Write out the full listing again, exactly as it stands.
━━ Dataset rows
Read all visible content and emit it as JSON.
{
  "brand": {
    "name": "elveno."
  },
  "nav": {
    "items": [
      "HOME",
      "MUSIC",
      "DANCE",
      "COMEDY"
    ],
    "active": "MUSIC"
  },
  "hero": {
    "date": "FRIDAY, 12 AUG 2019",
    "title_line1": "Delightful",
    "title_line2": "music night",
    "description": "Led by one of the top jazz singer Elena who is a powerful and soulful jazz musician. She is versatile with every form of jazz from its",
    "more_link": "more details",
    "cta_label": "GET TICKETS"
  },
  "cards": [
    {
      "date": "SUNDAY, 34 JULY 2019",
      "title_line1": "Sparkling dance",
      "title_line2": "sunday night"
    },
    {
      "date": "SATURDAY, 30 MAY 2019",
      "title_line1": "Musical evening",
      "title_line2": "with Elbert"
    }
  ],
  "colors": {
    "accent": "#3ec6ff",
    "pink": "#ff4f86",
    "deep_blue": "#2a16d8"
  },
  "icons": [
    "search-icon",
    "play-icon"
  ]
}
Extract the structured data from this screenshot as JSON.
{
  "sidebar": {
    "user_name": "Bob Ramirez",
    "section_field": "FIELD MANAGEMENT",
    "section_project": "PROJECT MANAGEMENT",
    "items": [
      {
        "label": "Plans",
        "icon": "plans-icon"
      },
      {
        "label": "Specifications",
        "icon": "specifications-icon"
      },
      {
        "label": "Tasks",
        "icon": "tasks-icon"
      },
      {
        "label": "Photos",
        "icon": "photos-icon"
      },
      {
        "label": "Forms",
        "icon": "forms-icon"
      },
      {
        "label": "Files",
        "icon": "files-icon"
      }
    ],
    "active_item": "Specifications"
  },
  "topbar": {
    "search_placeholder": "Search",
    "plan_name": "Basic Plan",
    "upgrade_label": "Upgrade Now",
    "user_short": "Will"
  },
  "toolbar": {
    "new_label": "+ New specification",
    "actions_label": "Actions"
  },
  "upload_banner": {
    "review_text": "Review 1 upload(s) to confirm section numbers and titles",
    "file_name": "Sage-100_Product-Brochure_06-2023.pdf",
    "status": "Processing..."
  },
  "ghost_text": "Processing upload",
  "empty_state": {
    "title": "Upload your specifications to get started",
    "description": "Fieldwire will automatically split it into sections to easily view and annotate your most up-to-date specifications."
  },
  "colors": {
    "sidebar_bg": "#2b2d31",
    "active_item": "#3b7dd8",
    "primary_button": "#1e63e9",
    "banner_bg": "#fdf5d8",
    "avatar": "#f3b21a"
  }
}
━━━━
# Problem solution
Read all visible content and emit it as JSON.
{
  "brand": {
    "name": "elveno."
  },
  "nav": {
    "items": [
      "HOME",
      "MUSIC",
      "DANCE",
      "COMEDY"
    ],
    "active": "MUSIC"
  },
  "hero": {
    "date": "FRIDAY, 12 AUG 2019",
    "title_line1": "Delightful",
    "title_line2": "music night",
    "description": "Led by one of the top jazz singer Elena who is a powerful and soulful jazz musician. She is versatile with every form of jazz from its",
    "more_link": "more details",
    "cta_label": "GET TICKETS"
  },
  "cards": [
    {
      "date": "SUNDAY, 34 JULY 2019",
      "title_line1": "Sparkling dance",
      "title_line2": "sunday night"
    },
    {
      "date": "SATURDAY, 30 MAY 2019",
      "title_line1": "Musical evening",
      "title_line2": "with Elbert"
    }
  ],
  "colors": {
    "accent": "#3ec6ff",
    "pink": "#ff4f86",
    "deep_blue": "#2a16d8"
  },
  "icons": [
    "search-icon",
    "play-icon"
  ]
}
Extract the structured data from this screenshot as JSON.
{
  "sidebar": {
    "user_name": "Bob Ramirez",
    "section_field": "FIELD MANAGEMENT",
    "section_project": "PROJECT MANAGEMENT",
    "items": [
      {
        "label": "Plans",
        "icon": "plans-icon"
      },
      {
        "label": "Specifications",
        "icon": "specifications-icon"
      },
      {
        "label": "Tasks",
        "icon": "tasks-icon"
      },
      {
        "label": "Photos",
        "icon": "photos-icon"
      },
      {
        "label": "Forms",
        "icon": "forms-icon"
      },
      {
        "label": "Files",
        "icon": "files-icon"
      }
    ],
    "active_item": "Specifications"
  },
  "topbar": {
    "search_placeholder": "Search",
    "plan_name": "Basic Plan",
    "upgrade_label": "Upgrade Now",
    "user_short": "Will"
  },
  "toolbar": {
    "new_label": "+ New specification",
    "actions_label": "Actions"
  },
  "upload_banner": {
    "review_text": "Review 1 upload(s) to confirm section numbers and titles",
    "file_name": "Sage-100_Product-Brochure_06-2023.pdf",
    "status": "Processing..."
  },
  "ghost_text": "Processing upload",
  "empty_state": {
    "title": "Upload your specifications to get started",
    "description": "Fieldwire will automatically split it into sections to easily view and annotate your most up-to-date specifications."
  },
  "colors": {
    "sidebar_bg": "#2b2d31",
    "active_item": "#3b7dd8",
    "primary_button": "#1e63e9",
    "banner_bg": "#fdf5d8",
    "avatar": "#f3b21a"
  }
}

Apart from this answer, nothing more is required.